▶ _What you are asked to do_
Transcribe each record exactly; skip any picture.

_ _ _ _ _

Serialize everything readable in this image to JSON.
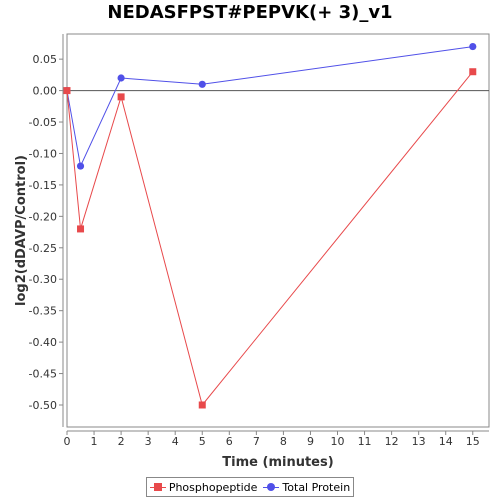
{
  "chart_data": {
    "type": "line",
    "title": "NEDASFPST#PEPVK(+ 3)_v1",
    "xlabel": "Time (minutes)",
    "ylabel": "log2(dDAVP/Control)",
    "xlim": [
      0,
      15.6
    ],
    "ylim": [
      -0.535,
      0.09
    ],
    "x_ticks": [
      0,
      1,
      2,
      3,
      4,
      5,
      6,
      7,
      8,
      9,
      10,
      11,
      12,
      13,
      14,
      15
    ],
    "y_ticks": [
      0.05,
      0.0,
      -0.05,
      -0.1,
      -0.15,
      -0.2,
      -0.25,
      -0.3,
      -0.35,
      -0.4,
      -0.45,
      -0.5
    ],
    "y_tick_labels": [
      "0.05",
      "0.00",
      "-0.05",
      "-0.10",
      "-0.15",
      "-0.20",
      "-0.25",
      "-0.30",
      "-0.35",
      "-0.40",
      "-0.45",
      "-0.50"
    ],
    "zero_line": true,
    "grid": false,
    "legend_position": "bottom",
    "series": [
      {
        "name": "Phosphopeptide",
        "color": "#e8494b",
        "marker": "square",
        "points": [
          [
            0,
            0.0
          ],
          [
            0.5,
            -0.22
          ],
          [
            2,
            -0.01
          ],
          [
            5,
            -0.5
          ],
          [
            15,
            0.03
          ]
        ]
      },
      {
        "name": "Total Protein",
        "color": "#5050e8",
        "marker": "circle",
        "points": [
          [
            0,
            0.0
          ],
          [
            0.5,
            -0.12
          ],
          [
            2,
            0.02
          ],
          [
            5,
            0.01
          ],
          [
            15,
            0.07
          ]
        ]
      }
    ]
  }
}
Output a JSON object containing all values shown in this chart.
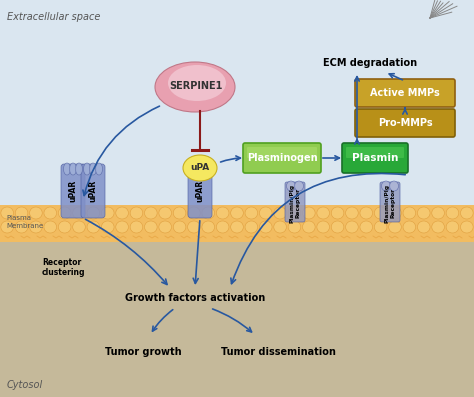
{
  "bg_extracellular": "#dae6f0",
  "bg_cytosol": "#c5b99a",
  "bg_membrane": "#f0b860",
  "extracellular_label": "Extracellular space",
  "cytosol_label": "Cytosol",
  "plasma_membrane_label": "Plasma\nMembrane",
  "serpine1_color_outer": "#e8a0a8",
  "serpine1_color_inner": "#f0c0c8",
  "serpine1_label": "SERPINE1",
  "upa_color": "#f0e878",
  "upa_label": "uPA",
  "plasminogen_color": "#8ccc50",
  "plasmin_color": "#28a838",
  "plasminogen_label": "Plasminogen",
  "plasmin_label": "Plasmin",
  "active_mmps_color": "#c8a228",
  "active_mmps_label": "Active MMPs",
  "pro_mmps_color": "#b89018",
  "pro_mmps_label": "Pro-MMPs",
  "ecm_label": "ECM degradation",
  "upar_color": "#7888c8",
  "upar_color2": "#a0b0d8",
  "plasmin_receptor_color": "#9098c0",
  "receptor_clustering_label": "Receptor\nclustering",
  "growth_factors_label": "Growth factors activation",
  "tumor_growth_label": "Tumor growth",
  "tumor_dissemination_label": "Tumor dissemination",
  "arrow_color": "#2858a0",
  "inhibit_color": "#8b1a1a",
  "membrane_bubble_color": "#f5c870",
  "membrane_bubble_edge": "#e0a040",
  "membrane_wave_color": "#e8a848"
}
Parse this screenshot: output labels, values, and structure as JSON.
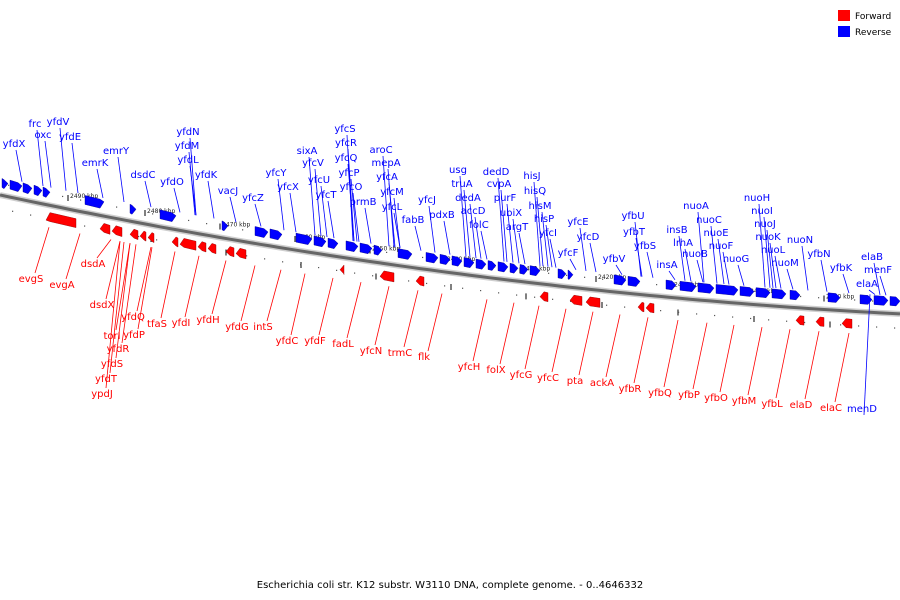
{
  "caption": "Escherichia coli str. K12 substr. W3110 DNA, complete genome. - 0..4646332",
  "legend": [
    {
      "label": "Forward",
      "color": "#ff0000"
    },
    {
      "label": "Reverse",
      "color": "#0000ff"
    }
  ],
  "colors": {
    "forward": "#ff0000",
    "reverse": "#0000ff",
    "backbone": "#666666"
  },
  "ticks": [
    "2490 kbp",
    "2480 kbp",
    "2470 kbp",
    "2460 kbp",
    "2450 kbp",
    "2440 kbp",
    "2430 kbp",
    "2420 kbp",
    "2410 kbp",
    "2400 kbp",
    "2390 kbp"
  ],
  "reverse_labels": [
    "yfdX",
    "frc",
    "oxc",
    "yfdV",
    "yfdE",
    "emrK",
    "emrY",
    "dsdC",
    "yfdO",
    "yfdN",
    "yfdM",
    "yfdL",
    "yfdK",
    "vacJ",
    "yfcZ",
    "yfcY",
    "sixA",
    "yfcX",
    "yfcV",
    "yfcU",
    "yfcT",
    "yfcS",
    "yfcR",
    "yfcQ",
    "yfcP",
    "yfcO",
    "prmB",
    "aroC",
    "mepA",
    "yfcA",
    "yfcM",
    "yfcL",
    "yfcJ",
    "fabB",
    "usg",
    "pdxB",
    "truA",
    "dedA",
    "accD",
    "folC",
    "dedD",
    "cvpA",
    "purF",
    "ubiX",
    "argT",
    "hisJ",
    "hisQ",
    "hisM",
    "hisP",
    "yfcI",
    "yfcE",
    "yfcF",
    "yfcD",
    "yfbU",
    "yfbV",
    "yfbT",
    "yfbS",
    "insA",
    "insB",
    "nuoA",
    "lrhA",
    "nuoB",
    "nuoC",
    "nuoE",
    "nuoF",
    "nuoG",
    "nuoH",
    "nuoI",
    "nuoJ",
    "nuoK",
    "nuoL",
    "nuoM",
    "nuoN",
    "yfbN",
    "yfbK",
    "elaB",
    "menF",
    "elaA",
    "menD"
  ],
  "forward_labels": [
    "evgS",
    "evgA",
    "dsdA",
    "dsdX",
    "yfdQ",
    "torI",
    "yfdP",
    "yfdR",
    "yfdS",
    "yfdT",
    "ypdJ",
    "tfaS",
    "yfdI",
    "yfdH",
    "yfdG",
    "intS",
    "yfdC",
    "yfdF",
    "fadL",
    "yfcN",
    "trmC",
    "flk",
    "yfcH",
    "folX",
    "yfcG",
    "yfcC",
    "pta",
    "ackA",
    "yfbR",
    "yfbQ",
    "yfbP",
    "yfbO",
    "yfbM",
    "yfbL",
    "elaD",
    "elaC"
  ]
}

_ _ _ _ _

▶ _Exercise result_
Serialize everything readable in this image to JSON.
{
  "chart_data": {
    "type": "line",
    "title": "NEDASFPST#PEPVK(+ 3)_v1",
    "xlabel": "Time (minutes)",
    "ylabel": "log2(dDAVP/Control)",
    "xlim": [
      0,
      15.6
    ],
    "ylim": [
      -0.535,
      0.09
    ],
    "x_ticks": [
      0,
      1,
      2,
      3,
      4,
      5,
      6,
      7,
      8,
      9,
      10,
      11,
      12,
      13,
      14,
      15
    ],
    "y_ticks": [
      0.05,
      0.0,
      -0.05,
      -0.1,
      -0.15,
      -0.2,
      -0.25,
      -0.3,
      -0.35,
      -0.4,
      -0.45,
      -0.5
    ],
    "y_tick_labels": [
      "0.05",
      "0.00",
      "-0.05",
      "-0.10",
      "-0.15",
      "-0.20",
      "-0.25",
      "-0.30",
      "-0.35",
      "-0.40",
      "-0.45",
      "-0.50"
    ],
    "zero_line": true,
    "grid": false,
    "legend_position": "bottom",
    "series": [
      {
        "name": "Phosphopeptide",
        "color": "#e8494b",
        "marker": "square",
        "points": [
          [
            0,
            0.0
          ],
          [
            0.5,
            -0.22
          ],
          [
            2,
            -0.01
          ],
          [
            5,
            -0.5
          ],
          [
            15,
            0.03
          ]
        ]
      },
      {
        "name": "Total Protein",
        "color": "#5050e8",
        "marker": "circle",
        "points": [
          [
            0,
            0.0
          ],
          [
            0.5,
            -0.12
          ],
          [
            2,
            0.02
          ],
          [
            5,
            0.01
          ],
          [
            15,
            0.07
          ]
        ]
      }
    ]
  }
}
Output a JSON object containing all values shown in this chart.
{
  "bg_extracellular": "#dae6f0",
  "bg_cytosol": "#c5b99a",
  "bg_membrane": "#f0b860",
  "extracellular_label": "Extracellular space",
  "cytosol_label": "Cytosol",
  "plasma_membrane_label": "Plasma\nMembrane",
  "serpine1_color_outer": "#e8a0a8",
  "serpine1_color_inner": "#f0c0c8",
  "serpine1_label": "SERPINE1",
  "upa_color": "#f0e878",
  "upa_label": "uPA",
  "plasminogen_color": "#8ccc50",
  "plasmin_color": "#28a838",
  "plasminogen_label": "Plasminogen",
  "plasmin_label": "Plasmin",
  "active_mmps_color": "#c8a228",
  "active_mmps_label": "Active MMPs",
  "pro_mmps_color": "#b89018",
  "pro_mmps_label": "Pro-MMPs",
  "ecm_label": "ECM degradation",
  "upar_color": "#7888c8",
  "upar_color2": "#a0b0d8",
  "plasmin_receptor_color": "#9098c0",
  "receptor_clustering_label": "Receptor\nclustering",
  "growth_factors_label": "Growth factors activation",
  "tumor_growth_label": "Tumor growth",
  "tumor_dissemination_label": "Tumor dissemination",
  "arrow_color": "#2858a0",
  "inhibit_color": "#8b1a1a",
  "membrane_bubble_color": "#f5c870",
  "membrane_bubble_edge": "#e0a040",
  "membrane_wave_color": "#e8a848"
}
Parse this screenshot: output labels, values, and structure as JSON.
{
  "caption": "Escherichia coli str. K12 substr. W3110 DNA, complete genome. - 0..4646332",
  "legend": [
    {
      "label": "Forward",
      "color": "#ff0000"
    },
    {
      "label": "Reverse",
      "color": "#0000ff"
    }
  ],
  "colors": {
    "forward": "#ff0000",
    "reverse": "#0000ff",
    "backbone": "#666666"
  },
  "ticks": [
    "2490 kbp",
    "2480 kbp",
    "2470 kbp",
    "2460 kbp",
    "2450 kbp",
    "2440 kbp",
    "2430 kbp",
    "2420 kbp",
    "2410 kbp",
    "2400 kbp",
    "2390 kbp"
  ],
  "reverse_labels": [
    "yfdX",
    "frc",
    "oxc",
    "yfdV",
    "yfdE",
    "emrK",
    "emrY",
    "dsdC",
    "yfdO",
    "yfdN",
    "yfdM",
    "yfdL",
    "yfdK",
    "vacJ",
    "yfcZ",
    "yfcY",
    "sixA",
    "yfcX",
    "yfcV",
    "yfcU",
    "yfcT",
    "yfcS",
    "yfcR",
    "yfcQ",
    "yfcP",
    "yfcO",
    "prmB",
    "aroC",
    "mepA",
    "yfcA",
    "yfcM",
    "yfcL",
    "yfcJ",
    "fabB",
    "usg",
    "pdxB",
    "truA",
    "dedA",
    "accD",
    "folC",
    "dedD",
    "cvpA",
    "purF",
    "ubiX",
    "argT",
    "hisJ",
    "hisQ",
    "hisM",
    "hisP",
    "yfcI",
    "yfcE",
    "yfcF",
    "yfcD",
    "yfbU",
    "yfbV",
    "yfbT",
    "yfbS",
    "insA",
    "insB",
    "nuoA",
    "lrhA",
    "nuoB",
    "nuoC",
    "nuoE",
    "nuoF",
    "nuoG",
    "nuoH",
    "nuoI",
    "nuoJ",
    "nuoK",
    "nuoL",
    "nuoM",
    "nuoN",
    "yfbN",
    "yfbK",
    "elaB",
    "menF",
    "elaA",
    "menD"
  ],
  "forward_labels": [
    "evgS",
    "evgA",
    "dsdA",
    "dsdX",
    "yfdQ",
    "torI",
    "yfdP",
    "yfdR",
    "yfdS",
    "yfdT",
    "ypdJ",
    "tfaS",
    "yfdI",
    "yfdH",
    "yfdG",
    "intS",
    "yfdC",
    "yfdF",
    "fadL",
    "yfcN",
    "trmC",
    "flk",
    "yfcH",
    "folX",
    "yfcG",
    "yfcC",
    "pta",
    "ackA",
    "yfbR",
    "yfbQ",
    "yfbP",
    "yfbO",
    "yfbM",
    "yfbL",
    "elaD",
    "elaC"
  ]
}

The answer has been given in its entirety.